#### [Given problem]
Every record below is to be retyped exactly.

#### [Task data]
—————

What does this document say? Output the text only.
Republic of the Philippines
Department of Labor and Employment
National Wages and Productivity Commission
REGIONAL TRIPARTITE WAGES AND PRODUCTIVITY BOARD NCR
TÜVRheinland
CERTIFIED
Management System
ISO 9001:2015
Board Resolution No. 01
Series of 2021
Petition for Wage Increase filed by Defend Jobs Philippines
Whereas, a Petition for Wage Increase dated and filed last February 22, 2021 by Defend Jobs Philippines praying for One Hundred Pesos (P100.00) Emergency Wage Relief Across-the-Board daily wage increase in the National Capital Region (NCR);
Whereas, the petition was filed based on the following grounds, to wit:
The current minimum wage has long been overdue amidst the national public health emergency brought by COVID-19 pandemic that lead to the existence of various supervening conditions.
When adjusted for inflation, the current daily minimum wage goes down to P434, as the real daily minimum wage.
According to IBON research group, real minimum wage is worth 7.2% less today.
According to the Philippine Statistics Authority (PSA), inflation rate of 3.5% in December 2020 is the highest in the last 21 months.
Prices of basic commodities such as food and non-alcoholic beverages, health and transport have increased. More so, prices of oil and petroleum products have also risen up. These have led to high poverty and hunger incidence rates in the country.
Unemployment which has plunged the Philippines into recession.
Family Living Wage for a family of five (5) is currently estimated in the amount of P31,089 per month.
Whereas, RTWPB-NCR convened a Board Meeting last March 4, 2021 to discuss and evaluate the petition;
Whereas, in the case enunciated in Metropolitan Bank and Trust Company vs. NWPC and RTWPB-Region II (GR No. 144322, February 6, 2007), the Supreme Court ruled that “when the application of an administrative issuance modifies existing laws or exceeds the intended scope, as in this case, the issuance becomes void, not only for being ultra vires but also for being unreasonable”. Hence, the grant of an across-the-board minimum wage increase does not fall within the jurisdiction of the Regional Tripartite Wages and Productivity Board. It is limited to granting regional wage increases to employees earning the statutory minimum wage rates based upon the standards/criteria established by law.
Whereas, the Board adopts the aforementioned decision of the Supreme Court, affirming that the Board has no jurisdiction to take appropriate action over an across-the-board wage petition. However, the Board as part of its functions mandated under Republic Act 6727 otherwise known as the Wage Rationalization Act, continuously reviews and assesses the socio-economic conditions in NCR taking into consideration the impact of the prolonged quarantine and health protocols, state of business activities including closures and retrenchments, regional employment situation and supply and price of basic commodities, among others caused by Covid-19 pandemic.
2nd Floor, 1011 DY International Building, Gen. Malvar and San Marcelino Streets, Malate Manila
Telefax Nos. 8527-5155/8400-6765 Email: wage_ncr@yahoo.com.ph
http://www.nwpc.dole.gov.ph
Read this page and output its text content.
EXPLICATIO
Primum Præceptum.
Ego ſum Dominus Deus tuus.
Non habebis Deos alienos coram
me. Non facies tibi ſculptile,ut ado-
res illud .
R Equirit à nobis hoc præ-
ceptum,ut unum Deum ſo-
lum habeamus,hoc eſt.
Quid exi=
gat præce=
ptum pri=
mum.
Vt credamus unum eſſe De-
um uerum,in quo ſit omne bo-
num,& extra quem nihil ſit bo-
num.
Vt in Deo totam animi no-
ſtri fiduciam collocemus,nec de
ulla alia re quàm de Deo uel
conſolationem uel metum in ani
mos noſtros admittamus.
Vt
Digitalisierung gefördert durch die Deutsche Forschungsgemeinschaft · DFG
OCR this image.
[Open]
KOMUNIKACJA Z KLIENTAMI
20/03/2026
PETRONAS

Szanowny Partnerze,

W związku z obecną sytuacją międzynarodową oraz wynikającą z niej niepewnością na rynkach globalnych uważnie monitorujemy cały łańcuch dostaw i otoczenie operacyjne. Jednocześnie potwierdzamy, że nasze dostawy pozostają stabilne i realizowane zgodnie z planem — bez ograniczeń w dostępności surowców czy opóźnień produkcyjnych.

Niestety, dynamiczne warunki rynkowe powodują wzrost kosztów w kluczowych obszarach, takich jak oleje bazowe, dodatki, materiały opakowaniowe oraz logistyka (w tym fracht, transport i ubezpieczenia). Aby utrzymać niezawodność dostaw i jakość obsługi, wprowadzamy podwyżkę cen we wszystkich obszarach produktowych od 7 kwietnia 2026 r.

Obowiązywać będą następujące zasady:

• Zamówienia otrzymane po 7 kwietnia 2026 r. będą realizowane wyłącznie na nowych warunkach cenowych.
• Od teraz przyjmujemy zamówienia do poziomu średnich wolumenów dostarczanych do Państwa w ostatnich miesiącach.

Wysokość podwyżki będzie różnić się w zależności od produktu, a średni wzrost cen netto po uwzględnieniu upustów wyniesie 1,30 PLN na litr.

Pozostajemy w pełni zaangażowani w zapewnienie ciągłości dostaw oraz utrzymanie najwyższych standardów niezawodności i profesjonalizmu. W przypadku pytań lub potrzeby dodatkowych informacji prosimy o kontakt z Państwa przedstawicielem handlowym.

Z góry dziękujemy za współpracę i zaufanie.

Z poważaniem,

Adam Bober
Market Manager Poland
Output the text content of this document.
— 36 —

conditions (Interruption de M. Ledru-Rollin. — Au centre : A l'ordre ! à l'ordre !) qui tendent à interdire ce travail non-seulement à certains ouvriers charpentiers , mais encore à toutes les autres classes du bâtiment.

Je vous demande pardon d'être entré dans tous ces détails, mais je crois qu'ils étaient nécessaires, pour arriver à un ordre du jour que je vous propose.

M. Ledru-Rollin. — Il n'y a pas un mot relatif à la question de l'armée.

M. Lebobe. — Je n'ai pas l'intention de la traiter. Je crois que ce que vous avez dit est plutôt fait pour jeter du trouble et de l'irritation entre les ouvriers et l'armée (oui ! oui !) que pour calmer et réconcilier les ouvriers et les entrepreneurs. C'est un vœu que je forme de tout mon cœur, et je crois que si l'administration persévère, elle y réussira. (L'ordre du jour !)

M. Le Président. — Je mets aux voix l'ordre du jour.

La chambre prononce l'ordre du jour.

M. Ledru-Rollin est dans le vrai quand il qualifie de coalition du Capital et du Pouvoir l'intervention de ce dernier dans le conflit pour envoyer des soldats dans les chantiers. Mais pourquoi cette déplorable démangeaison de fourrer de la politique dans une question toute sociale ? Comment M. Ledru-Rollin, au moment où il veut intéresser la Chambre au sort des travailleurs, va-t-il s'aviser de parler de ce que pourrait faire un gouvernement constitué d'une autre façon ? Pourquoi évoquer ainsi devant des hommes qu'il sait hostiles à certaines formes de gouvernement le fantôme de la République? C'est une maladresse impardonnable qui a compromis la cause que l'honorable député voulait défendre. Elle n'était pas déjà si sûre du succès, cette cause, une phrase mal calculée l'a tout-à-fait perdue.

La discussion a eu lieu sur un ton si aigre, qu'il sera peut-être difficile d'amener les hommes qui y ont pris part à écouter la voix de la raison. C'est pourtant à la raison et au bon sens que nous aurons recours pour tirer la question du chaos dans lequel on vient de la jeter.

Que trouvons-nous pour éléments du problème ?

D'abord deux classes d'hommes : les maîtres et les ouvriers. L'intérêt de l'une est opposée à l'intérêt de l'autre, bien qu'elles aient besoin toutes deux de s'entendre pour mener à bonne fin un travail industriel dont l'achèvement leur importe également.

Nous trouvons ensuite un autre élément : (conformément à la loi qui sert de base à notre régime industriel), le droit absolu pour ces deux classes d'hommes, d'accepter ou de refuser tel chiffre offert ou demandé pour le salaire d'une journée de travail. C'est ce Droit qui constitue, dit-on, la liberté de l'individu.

—————

#### [Response]
What does this document say? Output the text only.
Republic of the Philippines
Department of Labor and Employment
National Wages and Productivity Commission
REGIONAL TRIPARTITE WAGES AND PRODUCTIVITY BOARD NCR
TÜVRheinland
CERTIFIED
Management System
ISO 9001:2015
Board Resolution No. 01
Series of 2021
Petition for Wage Increase filed by Defend Jobs Philippines
Whereas, a Petition for Wage Increase dated and filed last February 22, 2021 by Defend Jobs Philippines praying for One Hundred Pesos (P100.00) Emergency Wage Relief Across-the-Board daily wage increase in the National Capital Region (NCR);
Whereas, the petition was filed based on the following grounds, to wit:
The current minimum wage has long been overdue amidst the national public health emergency brought by COVID-19 pandemic that lead to the existence of various supervening conditions.
When adjusted for inflation, the current daily minimum wage goes down to P434, as the real daily minimum wage.
According to IBON research group, real minimum wage is worth 7.2% less today.
According to the Philippine Statistics Authority (PSA), inflation rate of 3.5% in December 2020 is the highest in the last 21 months.
Prices of basic commodities such as food and non-alcoholic beverages, health and transport have increased. More so, prices of oil and petroleum products have also risen up. These have led to high poverty and hunger incidence rates in the country.
Unemployment which has plunged the Philippines into recession.
Family Living Wage for a family of five (5) is currently estimated in the amount of P31,089 per month.
Whereas, RTWPB-NCR convened a Board Meeting last March 4, 2021 to discuss and evaluate the petition;
Whereas, in the case enunciated in Metropolitan Bank and Trust Company vs. NWPC and RTWPB-Region II (GR No. 144322, February 6, 2007), the Supreme Court ruled that “when the application of an administrative issuance modifies existing laws or exceeds the intended scope, as in this case, the issuance becomes void, not only for being ultra vires but also for being unreasonable”. Hence, the grant of an across-the-board minimum wage increase does not fall within the jurisdiction of the Regional Tripartite Wages and Productivity Board. It is limited to granting regional wage increases to employees earning the statutory minimum wage rates based upon the standards/criteria established by law.
Whereas, the Board adopts the aforementioned decision of the Supreme Court, affirming that the Board has no jurisdiction to take appropriate action over an across-the-board wage petition. However, the Board as part of its functions mandated under Republic Act 6727 otherwise known as the Wage Rationalization Act, continuously reviews and assesses the socio-economic conditions in NCR taking into consideration the impact of the prolonged quarantine and health protocols, state of business activities including closures and retrenchments, regional employment situation and supply and price of basic commodities, among others caused by Covid-19 pandemic.
2nd Floor, 1011 DY International Building, Gen. Malvar and San Marcelino Streets, Malate Manila
Telefax Nos. 8527-5155/8400-6765 Email: wage_ncr@yahoo.com.ph
http://www.nwpc.dole.gov.ph
Read this page and output its text content.
EXPLICATIO
Primum Præceptum.
Ego ſum Dominus Deus tuus.
Non habebis Deos alienos coram
me. Non facies tibi ſculptile,ut ado-
res illud .
R Equirit à nobis hoc præ-
ceptum,ut unum Deum ſo-
lum habeamus,hoc eſt.
Quid exi=
gat præce=
ptum pri=
mum.
Vt credamus unum eſſe De-
um uerum,in quo ſit omne bo-
num,& extra quem nihil ſit bo-
num.
Vt in Deo totam animi no-
ſtri fiduciam collocemus,nec de
ulla alia re quàm de Deo uel
conſolationem uel metum in ani
mos noſtros admittamus.
Vt
Digitalisierung gefördert durch die Deutsche Forschungsgemeinschaft · DFG
OCR this image.
[Open]
KOMUNIKACJA Z KLIENTAMI
20/03/2026
PETRONAS

Szanowny Partnerze,

W związku z obecną sytuacją międzynarodową oraz wynikającą z niej niepewnością na rynkach globalnych uważnie monitorujemy cały łańcuch dostaw i otoczenie operacyjne. Jednocześnie potwierdzamy, że nasze dostawy pozostają stabilne i realizowane zgodnie z planem — bez ograniczeń w dostępności surowców czy opóźnień produkcyjnych.

Niestety, dynamiczne warunki rynkowe powodują wzrost kosztów w kluczowych obszarach, takich jak oleje bazowe, dodatki, materiały opakowaniowe oraz logistyka (w tym fracht, transport i ubezpieczenia). Aby utrzymać niezawodność dostaw i jakość obsługi, wprowadzamy podwyżkę cen we wszystkich obszarach produktowych od 7 kwietnia 2026 r.

Obowiązywać będą następujące zasady:

• Zamówienia otrzymane po 7 kwietnia 2026 r. będą realizowane wyłącznie na nowych warunkach cenowych.
• Od teraz przyjmujemy zamówienia do poziomu średnich wolumenów dostarczanych do Państwa w ostatnich miesiącach.

Wysokość podwyżki będzie różnić się w zależności od produktu, a średni wzrost cen netto po uwzględnieniu upustów wyniesie 1,30 PLN na litr.

Pozostajemy w pełni zaangażowani w zapewnienie ciągłości dostaw oraz utrzymanie najwyższych standardów niezawodności i profesjonalizmu. W przypadku pytań lub potrzeby dodatkowych informacji prosimy o kontakt z Państwa przedstawicielem handlowym.

Z góry dziękujemy za współpracę i zaufanie.

Z poważaniem,

Adam Bober
Market Manager Poland
Output the text content of this document.
— 36 —

conditions (Interruption de M. Ledru-Rollin. — Au centre : A l'ordre ! à l'ordre !) qui tendent à interdire ce travail non-seulement à certains ouvriers charpentiers , mais encore à toutes les autres classes du bâtiment.

Je vous demande pardon d'être entré dans tous ces détails, mais je crois qu'ils étaient nécessaires, pour arriver à un ordre du jour que je vous propose.

M. Ledru-Rollin. — Il n'y a pas un mot relatif à la question de l'armée.

M. Lebobe. — Je n'ai pas l'intention de la traiter. Je crois que ce que vous avez dit est plutôt fait pour jeter du trouble et de l'irritation entre les ouvriers et l'armée (oui ! oui !) que pour calmer et réconcilier les ouvriers et les entrepreneurs. C'est un vœu que je forme de tout mon cœur, et je crois que si l'administration persévère, elle y réussira. (L'ordre du jour !)

M. Le Président. — Je mets aux voix l'ordre du jour.

La chambre prononce l'ordre du jour.

M. Ledru-Rollin est dans le vrai quand il qualifie de coalition du Capital et du Pouvoir l'intervention de ce dernier dans le conflit pour envoyer des soldats dans les chantiers. Mais pourquoi cette déplorable démangeaison de fourrer de la politique dans une question toute sociale ? Comment M. Ledru-Rollin, au moment où il veut intéresser la Chambre au sort des travailleurs, va-t-il s'aviser de parler de ce que pourrait faire un gouvernement constitué d'une autre façon ? Pourquoi évoquer ainsi devant des hommes qu'il sait hostiles à certaines formes de gouvernement le fantôme de la République? C'est une maladresse impardonnable qui a compromis la cause que l'honorable député voulait défendre. Elle n'était pas déjà si sûre du succès, cette cause, une phrase mal calculée l'a tout-à-fait perdue.

La discussion a eu lieu sur un ton si aigre, qu'il sera peut-être difficile d'amener les hommes qui y ont pris part à écouter la voix de la raison. C'est pourtant à la raison et au bon sens que nous aurons recours pour tirer la question du chaos dans lequel on vient de la jeter.

Que trouvons-nous pour éléments du problème ?

D'abord deux classes d'hommes : les maîtres et les ouvriers. L'intérêt de l'une est opposée à l'intérêt de l'autre, bien qu'elles aient besoin toutes deux de s'entendre pour mener à bonne fin un travail industriel dont l'achèvement leur importe également.

Nous trouvons ensuite un autre élément : (conformément à la loi qui sert de base à notre régime industriel), le droit absolu pour ces deux classes d'hommes, d'accepter ou de refuser tel chiffre offert ou demandé pour le salaire d'une journée de travail. C'est ce Droit qui constitue, dit-on, la liberté de l'individu.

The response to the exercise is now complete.